Aim of the exercise:
Retype the whole listing below, character for character.

** Start Stored records **

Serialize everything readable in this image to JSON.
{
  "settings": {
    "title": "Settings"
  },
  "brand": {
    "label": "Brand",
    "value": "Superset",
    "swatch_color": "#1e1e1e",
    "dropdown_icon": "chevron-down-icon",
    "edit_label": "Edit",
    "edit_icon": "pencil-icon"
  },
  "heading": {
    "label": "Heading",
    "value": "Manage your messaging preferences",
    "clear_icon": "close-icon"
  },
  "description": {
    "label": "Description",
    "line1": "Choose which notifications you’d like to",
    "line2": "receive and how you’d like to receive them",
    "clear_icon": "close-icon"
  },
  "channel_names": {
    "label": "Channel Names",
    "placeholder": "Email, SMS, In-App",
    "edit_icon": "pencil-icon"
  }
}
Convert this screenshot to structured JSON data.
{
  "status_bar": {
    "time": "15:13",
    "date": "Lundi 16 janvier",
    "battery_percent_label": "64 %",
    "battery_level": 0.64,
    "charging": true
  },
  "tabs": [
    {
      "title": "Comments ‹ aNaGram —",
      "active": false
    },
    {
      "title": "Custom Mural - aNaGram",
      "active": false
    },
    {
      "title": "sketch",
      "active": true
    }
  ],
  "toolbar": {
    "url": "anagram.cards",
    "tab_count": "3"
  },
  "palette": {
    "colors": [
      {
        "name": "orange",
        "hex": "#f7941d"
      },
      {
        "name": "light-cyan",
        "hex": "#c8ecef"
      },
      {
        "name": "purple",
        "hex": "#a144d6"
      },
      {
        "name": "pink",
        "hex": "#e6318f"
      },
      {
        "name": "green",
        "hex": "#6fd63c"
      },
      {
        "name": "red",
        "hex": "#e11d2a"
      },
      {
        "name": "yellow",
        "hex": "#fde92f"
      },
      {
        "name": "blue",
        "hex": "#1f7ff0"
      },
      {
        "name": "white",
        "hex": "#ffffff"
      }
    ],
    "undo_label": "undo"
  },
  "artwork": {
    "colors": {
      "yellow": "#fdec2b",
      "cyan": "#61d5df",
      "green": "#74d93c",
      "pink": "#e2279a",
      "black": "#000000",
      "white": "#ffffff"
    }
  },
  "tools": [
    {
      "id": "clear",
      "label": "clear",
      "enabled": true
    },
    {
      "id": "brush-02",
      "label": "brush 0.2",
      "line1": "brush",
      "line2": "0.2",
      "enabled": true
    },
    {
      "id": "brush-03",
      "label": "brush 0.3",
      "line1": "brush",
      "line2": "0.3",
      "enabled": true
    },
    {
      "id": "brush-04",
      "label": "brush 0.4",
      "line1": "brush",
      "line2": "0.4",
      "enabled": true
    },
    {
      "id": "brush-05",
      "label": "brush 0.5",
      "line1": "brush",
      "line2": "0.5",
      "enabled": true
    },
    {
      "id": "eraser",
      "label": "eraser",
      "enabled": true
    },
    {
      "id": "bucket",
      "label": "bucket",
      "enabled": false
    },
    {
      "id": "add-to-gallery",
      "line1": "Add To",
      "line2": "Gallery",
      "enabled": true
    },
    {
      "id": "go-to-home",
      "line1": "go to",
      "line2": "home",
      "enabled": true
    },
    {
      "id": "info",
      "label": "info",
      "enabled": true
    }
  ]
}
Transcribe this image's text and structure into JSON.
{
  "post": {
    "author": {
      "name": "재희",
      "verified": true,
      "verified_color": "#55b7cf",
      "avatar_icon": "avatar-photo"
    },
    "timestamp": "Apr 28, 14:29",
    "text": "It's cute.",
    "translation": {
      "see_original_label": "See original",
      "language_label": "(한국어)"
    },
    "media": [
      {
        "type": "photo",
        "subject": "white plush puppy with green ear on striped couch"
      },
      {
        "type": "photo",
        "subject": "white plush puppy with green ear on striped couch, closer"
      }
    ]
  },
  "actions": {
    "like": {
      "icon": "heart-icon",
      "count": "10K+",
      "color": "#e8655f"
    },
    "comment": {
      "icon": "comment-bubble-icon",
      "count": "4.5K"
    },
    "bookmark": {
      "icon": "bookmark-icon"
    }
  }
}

** End Stored records **

Written response:
Serialize everything readable in this image to JSON.
{
  "settings": {
    "title": "Settings"
  },
  "brand": {
    "label": "Brand",
    "value": "Superset",
    "swatch_color": "#1e1e1e",
    "dropdown_icon": "chevron-down-icon",
    "edit_label": "Edit",
    "edit_icon": "pencil-icon"
  },
  "heading": {
    "label": "Heading",
    "value": "Manage your messaging preferences",
    "clear_icon": "close-icon"
  },
  "description": {
    "label": "Description",
    "line1": "Choose which notifications you’d like to",
    "line2": "receive and how you’d like to receive them",
    "clear_icon": "close-icon"
  },
  "channel_names": {
    "label": "Channel Names",
    "placeholder": "Email, SMS, In-App",
    "edit_icon": "pencil-icon"
  }
}
Convert this screenshot to structured JSON data.
{
  "status_bar": {
    "time": "15:13",
    "date": "Lundi 16 janvier",
    "battery_percent_label": "64 %",
    "battery_level": 0.64,
    "charging": true
  },
  "tabs": [
    {
      "title": "Comments ‹ aNaGram —",
      "active": false
    },
    {
      "title": "Custom Mural - aNaGram",
      "active": false
    },
    {
      "title": "sketch",
      "active": true
    }
  ],
  "toolbar": {
    "url": "anagram.cards",
    "tab_count": "3"
  },
  "palette": {
    "colors": [
      {
        "name": "orange",
        "hex": "#f7941d"
      },
      {
        "name": "light-cyan",
        "hex": "#c8ecef"
      },
      {
        "name": "purple",
        "hex": "#a144d6"
      },
      {
        "name": "pink",
        "hex": "#e6318f"
      },
      {
        "name": "green",
        "hex": "#6fd63c"
      },
      {
        "name": "red",
        "hex": "#e11d2a"
      },
      {
        "name": "yellow",
        "hex": "#fde92f"
      },
      {
        "name": "blue",
        "hex": "#1f7ff0"
      },
      {
        "name": "white",
        "hex": "#ffffff"
      }
    ],
    "undo_label": "undo"
  },
  "artwork": {
    "colors": {
      "yellow": "#fdec2b",
      "cyan": "#61d5df",
      "green": "#74d93c",
      "pink": "#e2279a",
      "black": "#000000",
      "white": "#ffffff"
    }
  },
  "tools": [
    {
      "id": "clear",
      "label": "clear",
      "enabled": true
    },
    {
      "id": "brush-02",
      "label": "brush 0.2",
      "line1": "brush",
      "line2": "0.2",
      "enabled": true
    },
    {
      "id": "brush-03",
      "label": "brush 0.3",
      "line1": "brush",
      "line2": "0.3",
      "enabled": true
    },
    {
      "id": "brush-04",
      "label": "brush 0.4",
      "line1": "brush",
      "line2": "0.4",
      "enabled": true
    },
    {
      "id": "brush-05",
      "label": "brush 0.5",
      "line1": "brush",
      "line2": "0.5",
      "enabled": true
    },
    {
      "id": "eraser",
      "label": "eraser",
      "enabled": true
    },
    {
      "id": "bucket",
      "label": "bucket",
      "enabled": false
    },
    {
      "id": "add-to-gallery",
      "line1": "Add To",
      "line2": "Gallery",
      "enabled": true
    },
    {
      "id": "go-to-home",
      "line1": "go to",
      "line2": "home",
      "enabled": true
    },
    {
      "id": "info",
      "label": "info",
      "enabled": true
    }
  ]
}
Transcribe this image's text and structure into JSON.
{
  "post": {
    "author": {
      "name": "재희",
      "verified": true,
      "verified_color": "#55b7cf",
      "avatar_icon": "avatar-photo"
    },
    "timestamp": "Apr 28, 14:29",
    "text": "It's cute.",
    "translation": {
      "see_original_label": "See original",
      "language_label": "(한국어)"
    },
    "media": [
      {
        "type": "photo",
        "subject": "white plush puppy with green ear on striped couch"
      },
      {
        "type": "photo",
        "subject": "white plush puppy with green ear on striped couch, closer"
      }
    ]
  },
  "actions": {
    "like": {
      "icon": "heart-icon",
      "count": "10K+",
      "color": "#e8655f"
    },
    "comment": {
      "icon": "comment-bubble-icon",
      "count": "4.5K"
    },
    "bookmark": {
      "icon": "bookmark-icon"
    }
  }
}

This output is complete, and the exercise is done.